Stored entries
'''
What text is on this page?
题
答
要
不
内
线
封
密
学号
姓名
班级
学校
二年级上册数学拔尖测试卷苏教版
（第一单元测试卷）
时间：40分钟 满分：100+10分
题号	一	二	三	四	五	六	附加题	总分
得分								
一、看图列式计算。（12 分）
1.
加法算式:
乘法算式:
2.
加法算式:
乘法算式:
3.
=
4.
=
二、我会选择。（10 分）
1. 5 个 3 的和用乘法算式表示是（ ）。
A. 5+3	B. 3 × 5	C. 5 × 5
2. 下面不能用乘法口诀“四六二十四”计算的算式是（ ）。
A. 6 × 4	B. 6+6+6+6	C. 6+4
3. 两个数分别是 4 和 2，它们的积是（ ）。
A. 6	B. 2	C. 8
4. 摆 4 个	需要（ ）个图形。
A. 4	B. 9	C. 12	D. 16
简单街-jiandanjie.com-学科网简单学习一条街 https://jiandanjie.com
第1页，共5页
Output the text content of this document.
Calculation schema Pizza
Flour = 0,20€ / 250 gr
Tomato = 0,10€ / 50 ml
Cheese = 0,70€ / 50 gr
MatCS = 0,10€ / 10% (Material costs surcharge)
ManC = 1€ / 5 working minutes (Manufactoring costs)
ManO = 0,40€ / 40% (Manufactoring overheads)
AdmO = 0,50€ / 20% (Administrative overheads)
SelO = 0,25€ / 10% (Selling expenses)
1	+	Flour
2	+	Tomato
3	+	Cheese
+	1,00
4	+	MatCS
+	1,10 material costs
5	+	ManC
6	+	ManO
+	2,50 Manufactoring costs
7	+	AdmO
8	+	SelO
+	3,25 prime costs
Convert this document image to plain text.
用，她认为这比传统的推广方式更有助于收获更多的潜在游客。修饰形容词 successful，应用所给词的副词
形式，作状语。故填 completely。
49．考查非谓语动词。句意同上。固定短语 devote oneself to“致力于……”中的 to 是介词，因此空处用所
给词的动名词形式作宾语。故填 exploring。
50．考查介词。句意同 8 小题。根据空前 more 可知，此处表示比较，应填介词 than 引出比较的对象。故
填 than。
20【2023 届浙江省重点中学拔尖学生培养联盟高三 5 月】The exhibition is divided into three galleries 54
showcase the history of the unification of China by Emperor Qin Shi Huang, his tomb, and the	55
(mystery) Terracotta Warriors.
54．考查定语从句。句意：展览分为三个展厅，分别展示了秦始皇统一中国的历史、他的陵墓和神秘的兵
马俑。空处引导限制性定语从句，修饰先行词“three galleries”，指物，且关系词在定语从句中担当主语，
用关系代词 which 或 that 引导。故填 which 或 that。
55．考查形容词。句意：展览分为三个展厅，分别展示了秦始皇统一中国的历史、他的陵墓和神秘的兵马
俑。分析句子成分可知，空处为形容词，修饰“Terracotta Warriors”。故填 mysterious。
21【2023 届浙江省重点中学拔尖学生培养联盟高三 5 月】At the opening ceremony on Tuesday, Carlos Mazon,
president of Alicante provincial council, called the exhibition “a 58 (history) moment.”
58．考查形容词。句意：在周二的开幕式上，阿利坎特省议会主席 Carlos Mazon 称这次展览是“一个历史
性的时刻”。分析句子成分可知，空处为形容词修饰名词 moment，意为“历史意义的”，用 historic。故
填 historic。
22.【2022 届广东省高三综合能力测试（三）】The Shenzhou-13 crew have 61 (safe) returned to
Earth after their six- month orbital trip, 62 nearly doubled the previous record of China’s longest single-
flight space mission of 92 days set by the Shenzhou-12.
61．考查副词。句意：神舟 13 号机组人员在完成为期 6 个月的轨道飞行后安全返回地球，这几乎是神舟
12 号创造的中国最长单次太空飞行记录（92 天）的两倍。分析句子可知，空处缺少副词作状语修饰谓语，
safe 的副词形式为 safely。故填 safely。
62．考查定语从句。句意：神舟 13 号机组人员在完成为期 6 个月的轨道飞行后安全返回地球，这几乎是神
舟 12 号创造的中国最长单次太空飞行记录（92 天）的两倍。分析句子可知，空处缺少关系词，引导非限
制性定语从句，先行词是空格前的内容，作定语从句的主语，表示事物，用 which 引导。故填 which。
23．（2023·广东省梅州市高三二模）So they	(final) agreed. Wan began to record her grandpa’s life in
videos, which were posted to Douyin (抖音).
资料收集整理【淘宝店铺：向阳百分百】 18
'''
__Exercise task__. From the records given above, copy all lines containing "ManC".

__Solution to this task__.
ManC = 1€ / 5 working minutes (Manufactoring costs)
5	+	ManC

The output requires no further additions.